_EXERCISE OBJECTIVE:_ How many lines of the data hold the word "Serial"? State the number and nothing else.

--------------------------------------------------

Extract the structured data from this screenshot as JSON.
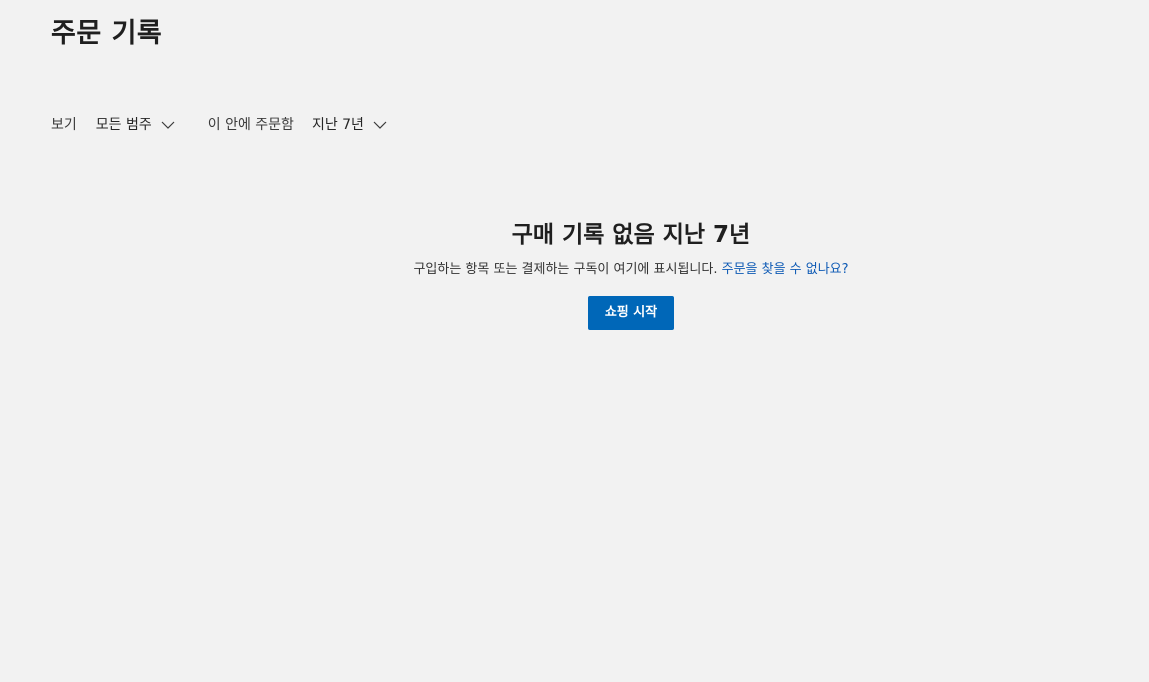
{
  "header": {
    "title": "주문 기록"
  },
  "filters": {
    "view_label": "보기",
    "category": {
      "selected": "모든 범주",
      "icon": "chevron-down-icon"
    },
    "ordered_in_label": "이 안에 주문함",
    "period": {
      "selected": "지난 7년",
      "icon": "chevron-down-icon"
    }
  },
  "empty_state": {
    "title": "구매 기록 없음 지난 7년",
    "description": "구입하는 항목 또는 결제하는 구독이 여기에 표시됩니다.",
    "help_link": "주문을 찾을 수 없나요?",
    "cta_label": "쇼핑 시작"
  },
  "colors": {
    "background": "#f2f2f2",
    "accent": "#0067b8",
    "link": "#0f5bb5",
    "text": "#1f1f1f"
  }
}
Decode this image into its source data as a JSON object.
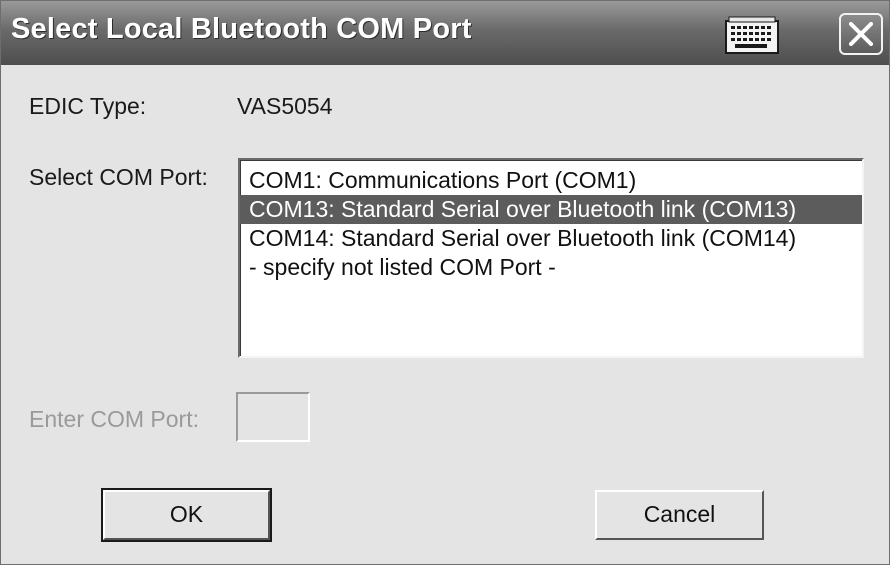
{
  "window": {
    "title": "Select Local Bluetooth COM Port",
    "icons": [
      "keyboard-icon",
      "close-icon"
    ]
  },
  "edic": {
    "label": "EDIC Type:",
    "value": "VAS5054"
  },
  "com_select": {
    "label": "Select COM Port:",
    "options": [
      "COM1: Communications Port (COM1)",
      "COM13: Standard Serial over Bluetooth link (COM13)",
      "COM14: Standard Serial over Bluetooth link (COM14)",
      "- specify not listed COM Port -"
    ],
    "selected_index": 1
  },
  "enter_port": {
    "label": "Enter COM Port:",
    "value": "",
    "disabled": true
  },
  "buttons": {
    "ok": "OK",
    "cancel": "Cancel"
  },
  "colors": {
    "titlebar": "#5e5e5e",
    "selection": "#5c5c5c",
    "dialog_bg": "#e4e4e4"
  }
}
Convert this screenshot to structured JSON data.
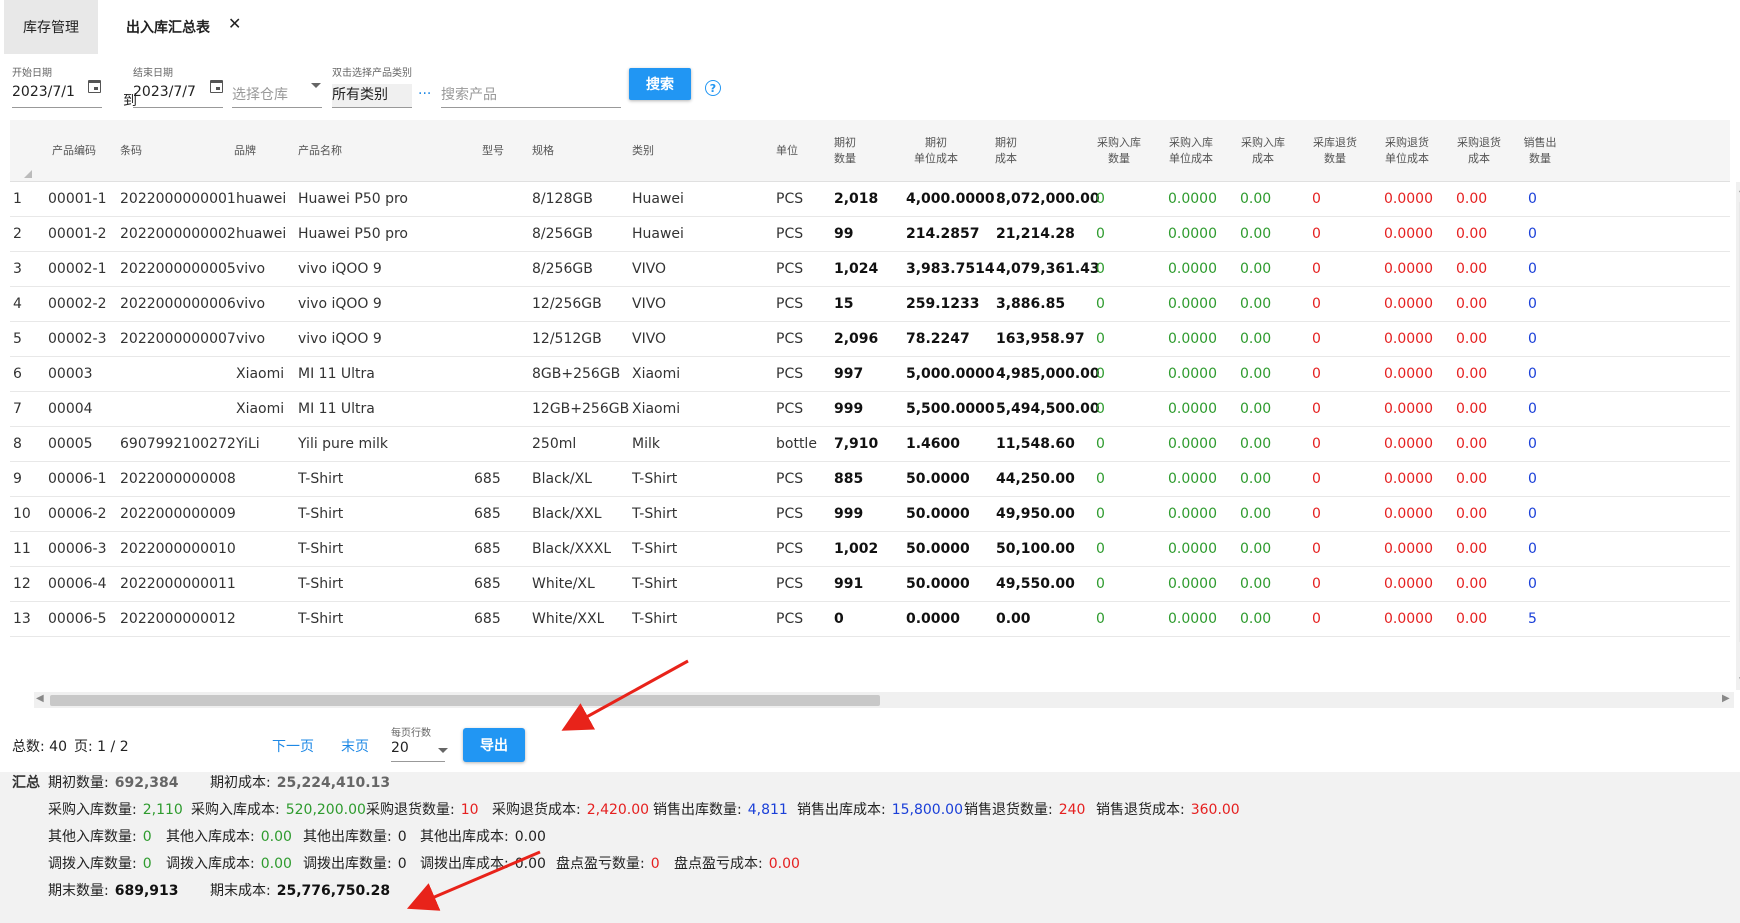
{
  "tabs": [
    {
      "label": "库存管理",
      "active": false
    },
    {
      "label": "出入库汇总表",
      "active": true
    }
  ],
  "filters": {
    "start_date": {
      "label": "开始日期",
      "value": "2023/7/1"
    },
    "to_label": "到",
    "end_date": {
      "label": "结束日期",
      "value": "2023/7/7"
    },
    "warehouse": {
      "placeholder": "选择仓库"
    },
    "category": {
      "label": "双击选择产品类别",
      "value": "所有类别"
    },
    "category_more": "...",
    "product_search": {
      "placeholder": "搜索产品"
    },
    "search_label": "搜索",
    "help_label": "?"
  },
  "table": {
    "columns": [
      {
        "key": "code",
        "label": [
          "产品编码"
        ]
      },
      {
        "key": "barcode",
        "label": [
          "条码"
        ]
      },
      {
        "key": "brand",
        "label": [
          "品牌"
        ]
      },
      {
        "key": "name",
        "label": [
          "产品名称"
        ]
      },
      {
        "key": "model",
        "label": [
          "型号"
        ]
      },
      {
        "key": "spec",
        "label": [
          "规格"
        ]
      },
      {
        "key": "category",
        "label": [
          "类别"
        ]
      },
      {
        "key": "unit",
        "label": [
          "单位"
        ]
      },
      {
        "key": "open_qty",
        "label": [
          "期初",
          "数量"
        ]
      },
      {
        "key": "open_unit_cost",
        "label": [
          "期初",
          "单位成本"
        ]
      },
      {
        "key": "open_cost",
        "label": [
          "期初",
          "成本"
        ]
      },
      {
        "key": "pur_in_qty",
        "label": [
          "采购入库",
          "数量"
        ]
      },
      {
        "key": "pur_in_unit_cost",
        "label": [
          "采购入库",
          "单位成本"
        ]
      },
      {
        "key": "pur_in_cost",
        "label": [
          "采购入库",
          "成本"
        ]
      },
      {
        "key": "pur_ret_qty",
        "label": [
          "采库退货",
          "数量"
        ]
      },
      {
        "key": "pur_ret_unit_cost",
        "label": [
          "采购退货",
          "单位成本"
        ]
      },
      {
        "key": "pur_ret_cost",
        "label": [
          "采购退货",
          "成本"
        ]
      },
      {
        "key": "sale_out_qty",
        "label": [
          "销售出",
          "数量"
        ]
      }
    ],
    "rows": [
      {
        "n": "1",
        "code": "00001-1",
        "barcode": "2022000000001",
        "brand": "huawei",
        "name": "Huawei P50 pro",
        "model": "",
        "spec": "8/128GB",
        "category": "Huawei",
        "unit": "PCS",
        "open_qty": "2,018",
        "open_unit_cost": "4,000.0000",
        "open_cost": "8,072,000.00",
        "pur_in_qty": "0",
        "pur_in_unit_cost": "0.0000",
        "pur_in_cost": "0.00",
        "pur_ret_qty": "0",
        "pur_ret_unit_cost": "0.0000",
        "pur_ret_cost": "0.00",
        "sale_out_qty": "0"
      },
      {
        "n": "2",
        "code": "00001-2",
        "barcode": "2022000000002",
        "brand": "huawei",
        "name": "Huawei P50 pro",
        "model": "",
        "spec": "8/256GB",
        "category": "Huawei",
        "unit": "PCS",
        "open_qty": "99",
        "open_unit_cost": "214.2857",
        "open_cost": "21,214.28",
        "pur_in_qty": "0",
        "pur_in_unit_cost": "0.0000",
        "pur_in_cost": "0.00",
        "pur_ret_qty": "0",
        "pur_ret_unit_cost": "0.0000",
        "pur_ret_cost": "0.00",
        "sale_out_qty": "0"
      },
      {
        "n": "3",
        "code": "00002-1",
        "barcode": "2022000000005",
        "brand": "vivo",
        "name": "vivo iQOO 9",
        "model": "",
        "spec": "8/256GB",
        "category": "VIVO",
        "unit": "PCS",
        "open_qty": "1,024",
        "open_unit_cost": "3,983.7514",
        "open_cost": "4,079,361.43",
        "pur_in_qty": "0",
        "pur_in_unit_cost": "0.0000",
        "pur_in_cost": "0.00",
        "pur_ret_qty": "0",
        "pur_ret_unit_cost": "0.0000",
        "pur_ret_cost": "0.00",
        "sale_out_qty": "0"
      },
      {
        "n": "4",
        "code": "00002-2",
        "barcode": "2022000000006",
        "brand": "vivo",
        "name": "vivo iQOO 9",
        "model": "",
        "spec": "12/256GB",
        "category": "VIVO",
        "unit": "PCS",
        "open_qty": "15",
        "open_unit_cost": "259.1233",
        "open_cost": "3,886.85",
        "pur_in_qty": "0",
        "pur_in_unit_cost": "0.0000",
        "pur_in_cost": "0.00",
        "pur_ret_qty": "0",
        "pur_ret_unit_cost": "0.0000",
        "pur_ret_cost": "0.00",
        "sale_out_qty": "0"
      },
      {
        "n": "5",
        "code": "00002-3",
        "barcode": "2022000000007",
        "brand": "vivo",
        "name": "vivo iQOO 9",
        "model": "",
        "spec": "12/512GB",
        "category": "VIVO",
        "unit": "PCS",
        "open_qty": "2,096",
        "open_unit_cost": "78.2247",
        "open_cost": "163,958.97",
        "pur_in_qty": "0",
        "pur_in_unit_cost": "0.0000",
        "pur_in_cost": "0.00",
        "pur_ret_qty": "0",
        "pur_ret_unit_cost": "0.0000",
        "pur_ret_cost": "0.00",
        "sale_out_qty": "0"
      },
      {
        "n": "6",
        "code": "00003",
        "barcode": "",
        "brand": "Xiaomi",
        "name": "MI 11 Ultra",
        "model": "",
        "spec": "8GB+256GB",
        "category": "Xiaomi",
        "unit": "PCS",
        "open_qty": "997",
        "open_unit_cost": "5,000.0000",
        "open_cost": "4,985,000.00",
        "pur_in_qty": "0",
        "pur_in_unit_cost": "0.0000",
        "pur_in_cost": "0.00",
        "pur_ret_qty": "0",
        "pur_ret_unit_cost": "0.0000",
        "pur_ret_cost": "0.00",
        "sale_out_qty": "0"
      },
      {
        "n": "7",
        "code": "00004",
        "barcode": "",
        "brand": "Xiaomi",
        "name": "MI 11 Ultra",
        "model": "",
        "spec": "12GB+256GB",
        "category": "Xiaomi",
        "unit": "PCS",
        "open_qty": "999",
        "open_unit_cost": "5,500.0000",
        "open_cost": "5,494,500.00",
        "pur_in_qty": "0",
        "pur_in_unit_cost": "0.0000",
        "pur_in_cost": "0.00",
        "pur_ret_qty": "0",
        "pur_ret_unit_cost": "0.0000",
        "pur_ret_cost": "0.00",
        "sale_out_qty": "0"
      },
      {
        "n": "8",
        "code": "00005",
        "barcode": "6907992100272",
        "brand": "YiLi",
        "name": "Yili pure milk",
        "model": "",
        "spec": "250ml",
        "category": "Milk",
        "unit": "bottle",
        "open_qty": "7,910",
        "open_unit_cost": "1.4600",
        "open_cost": "11,548.60",
        "pur_in_qty": "0",
        "pur_in_unit_cost": "0.0000",
        "pur_in_cost": "0.00",
        "pur_ret_qty": "0",
        "pur_ret_unit_cost": "0.0000",
        "pur_ret_cost": "0.00",
        "sale_out_qty": "0"
      },
      {
        "n": "9",
        "code": "00006-1",
        "barcode": "2022000000008",
        "brand": "",
        "name": "T-Shirt",
        "model": "685",
        "spec": "Black/XL",
        "category": "T-Shirt",
        "unit": "PCS",
        "open_qty": "885",
        "open_unit_cost": "50.0000",
        "open_cost": "44,250.00",
        "pur_in_qty": "0",
        "pur_in_unit_cost": "0.0000",
        "pur_in_cost": "0.00",
        "pur_ret_qty": "0",
        "pur_ret_unit_cost": "0.0000",
        "pur_ret_cost": "0.00",
        "sale_out_qty": "0"
      },
      {
        "n": "10",
        "code": "00006-2",
        "barcode": "2022000000009",
        "brand": "",
        "name": "T-Shirt",
        "model": "685",
        "spec": "Black/XXL",
        "category": "T-Shirt",
        "unit": "PCS",
        "open_qty": "999",
        "open_unit_cost": "50.0000",
        "open_cost": "49,950.00",
        "pur_in_qty": "0",
        "pur_in_unit_cost": "0.0000",
        "pur_in_cost": "0.00",
        "pur_ret_qty": "0",
        "pur_ret_unit_cost": "0.0000",
        "pur_ret_cost": "0.00",
        "sale_out_qty": "0"
      },
      {
        "n": "11",
        "code": "00006-3",
        "barcode": "2022000000010",
        "brand": "",
        "name": "T-Shirt",
        "model": "685",
        "spec": "Black/XXXL",
        "category": "T-Shirt",
        "unit": "PCS",
        "open_qty": "1,002",
        "open_unit_cost": "50.0000",
        "open_cost": "50,100.00",
        "pur_in_qty": "0",
        "pur_in_unit_cost": "0.0000",
        "pur_in_cost": "0.00",
        "pur_ret_qty": "0",
        "pur_ret_unit_cost": "0.0000",
        "pur_ret_cost": "0.00",
        "sale_out_qty": "0"
      },
      {
        "n": "12",
        "code": "00006-4",
        "barcode": "2022000000011",
        "brand": "",
        "name": "T-Shirt",
        "model": "685",
        "spec": "White/XL",
        "category": "T-Shirt",
        "unit": "PCS",
        "open_qty": "991",
        "open_unit_cost": "50.0000",
        "open_cost": "49,550.00",
        "pur_in_qty": "0",
        "pur_in_unit_cost": "0.0000",
        "pur_in_cost": "0.00",
        "pur_ret_qty": "0",
        "pur_ret_unit_cost": "0.0000",
        "pur_ret_cost": "0.00",
        "sale_out_qty": "0"
      },
      {
        "n": "13",
        "code": "00006-5",
        "barcode": "2022000000012",
        "brand": "",
        "name": "T-Shirt",
        "model": "685",
        "spec": "White/XXL",
        "category": "T-Shirt",
        "unit": "PCS",
        "open_qty": "0",
        "open_unit_cost": "0.0000",
        "open_cost": "0.00",
        "pur_in_qty": "0",
        "pur_in_unit_cost": "0.0000",
        "pur_in_cost": "0.00",
        "pur_ret_qty": "0",
        "pur_ret_unit_cost": "0.0000",
        "pur_ret_cost": "0.00",
        "sale_out_qty": "5"
      }
    ]
  },
  "pager": {
    "total_label": "总数: 40",
    "page_label": "页: 1 / 2",
    "next_label": "下一页",
    "last_label": "末页",
    "page_size_label": "每页行数",
    "page_size_value": "20",
    "export_label": "导出"
  },
  "summary": {
    "title": "汇总",
    "open_qty": {
      "label": "期初数量:",
      "value": "692,384"
    },
    "open_cost": {
      "label": "期初成本:",
      "value": "25,224,410.13"
    },
    "pur_in_qty": {
      "label": "采购入库数量:",
      "value": "2,110"
    },
    "pur_in_cost": {
      "label": "采购入库成本:",
      "value": "520,200.00"
    },
    "pur_ret_qty": {
      "label": "采购退货数量:",
      "value": "10"
    },
    "pur_ret_cost": {
      "label": "采购退货成本:",
      "value": "2,420.00"
    },
    "sale_out_qty": {
      "label": "销售出库数量:",
      "value": "4,811"
    },
    "sale_out_cost": {
      "label": "销售出库成本:",
      "value": "15,800.00"
    },
    "sale_ret_qty": {
      "label": "销售退货数量:",
      "value": "240"
    },
    "sale_ret_cost": {
      "label": "销售退货成本:",
      "value": "360.00"
    },
    "other_in_qty": {
      "label": "其他入库数量:",
      "value": "0"
    },
    "other_in_cost": {
      "label": "其他入库成本:",
      "value": "0.00"
    },
    "other_out_qty": {
      "label": "其他出库数量:",
      "value": "0"
    },
    "other_out_cost": {
      "label": "其他出库成本:",
      "value": "0.00"
    },
    "trans_in_qty": {
      "label": "调拨入库数量:",
      "value": "0"
    },
    "trans_in_cost": {
      "label": "调拨入库成本:",
      "value": "0.00"
    },
    "trans_out_qty": {
      "label": "调拨出库数量:",
      "value": "0"
    },
    "trans_out_cost": {
      "label": "调拨出库成本:",
      "value": "0.00"
    },
    "stock_diff_qty": {
      "label": "盘点盈亏数量:",
      "value": "0"
    },
    "stock_diff_cost": {
      "label": "盘点盈亏成本:",
      "value": "0.00"
    },
    "close_qty": {
      "label": "期末数量:",
      "value": "689,913"
    },
    "close_cost": {
      "label": "期末成本:",
      "value": "25,776,750.28"
    }
  },
  "colors": {
    "accent": "#2196f3",
    "positive": "#2e9b2e",
    "negative": "#e52020",
    "sales": "#1a3fd8",
    "annotation_arrow": "#e8231a"
  }
}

--------------------------------------------------

_SOLUTION FOR THIS TASK:_ 2